Output every line of the data exactly as it appears.

* Begin Supplied data *

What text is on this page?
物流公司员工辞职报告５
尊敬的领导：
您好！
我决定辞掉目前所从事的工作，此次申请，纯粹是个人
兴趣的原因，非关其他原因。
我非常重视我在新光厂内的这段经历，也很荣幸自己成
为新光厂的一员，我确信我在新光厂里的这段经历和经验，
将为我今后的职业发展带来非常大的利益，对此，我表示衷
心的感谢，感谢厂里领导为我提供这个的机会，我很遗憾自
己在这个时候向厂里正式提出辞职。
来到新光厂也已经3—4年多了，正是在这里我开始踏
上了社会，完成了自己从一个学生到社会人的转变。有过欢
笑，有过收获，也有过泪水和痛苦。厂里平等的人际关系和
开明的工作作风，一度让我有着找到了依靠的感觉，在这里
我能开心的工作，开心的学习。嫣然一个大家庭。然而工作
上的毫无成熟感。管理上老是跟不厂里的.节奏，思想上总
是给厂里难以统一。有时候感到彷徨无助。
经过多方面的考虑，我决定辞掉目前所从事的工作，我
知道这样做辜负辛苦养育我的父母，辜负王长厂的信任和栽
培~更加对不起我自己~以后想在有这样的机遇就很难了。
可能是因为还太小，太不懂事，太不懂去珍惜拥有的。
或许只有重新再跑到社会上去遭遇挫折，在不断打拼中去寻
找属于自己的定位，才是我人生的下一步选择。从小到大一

* End Supplied data *

> Reply to the task:
What text is on this page?
物流公司员工辞职报告５
尊敬的领导：
您好！
我决定辞掉目前所从事的工作，此次申请，纯粹是个人
兴趣的原因，非关其他原因。
我非常重视我在新光厂内的这段经历，也很荣幸自己成
为新光厂的一员，我确信我在新光厂里的这段经历和经验，
将为我今后的职业发展带来非常大的利益，对此，我表示衷
心的感谢，感谢厂里领导为我提供这个的机会，我很遗憾自
己在这个时候向厂里正式提出辞职。
来到新光厂也已经3—4年多了，正是在这里我开始踏
上了社会，完成了自己从一个学生到社会人的转变。有过欢
笑，有过收获，也有过泪水和痛苦。厂里平等的人际关系和
开明的工作作风，一度让我有着找到了依靠的感觉，在这里
我能开心的工作，开心的学习。嫣然一个大家庭。然而工作
上的毫无成熟感。管理上老是跟不厂里的.节奏，思想上总
是给厂里难以统一。有时候感到彷徨无助。
经过多方面的考虑，我决定辞掉目前所从事的工作，我
知道这样做辜负辛苦养育我的父母，辜负王长厂的信任和栽
培~更加对不起我自己~以后想在有这样的机遇就很难了。
可能是因为还太小，太不懂事，太不懂去珍惜拥有的。
或许只有重新再跑到社会上去遭遇挫折，在不断打拼中去寻
找属于自己的定位，才是我人生的下一步选择。从小到大一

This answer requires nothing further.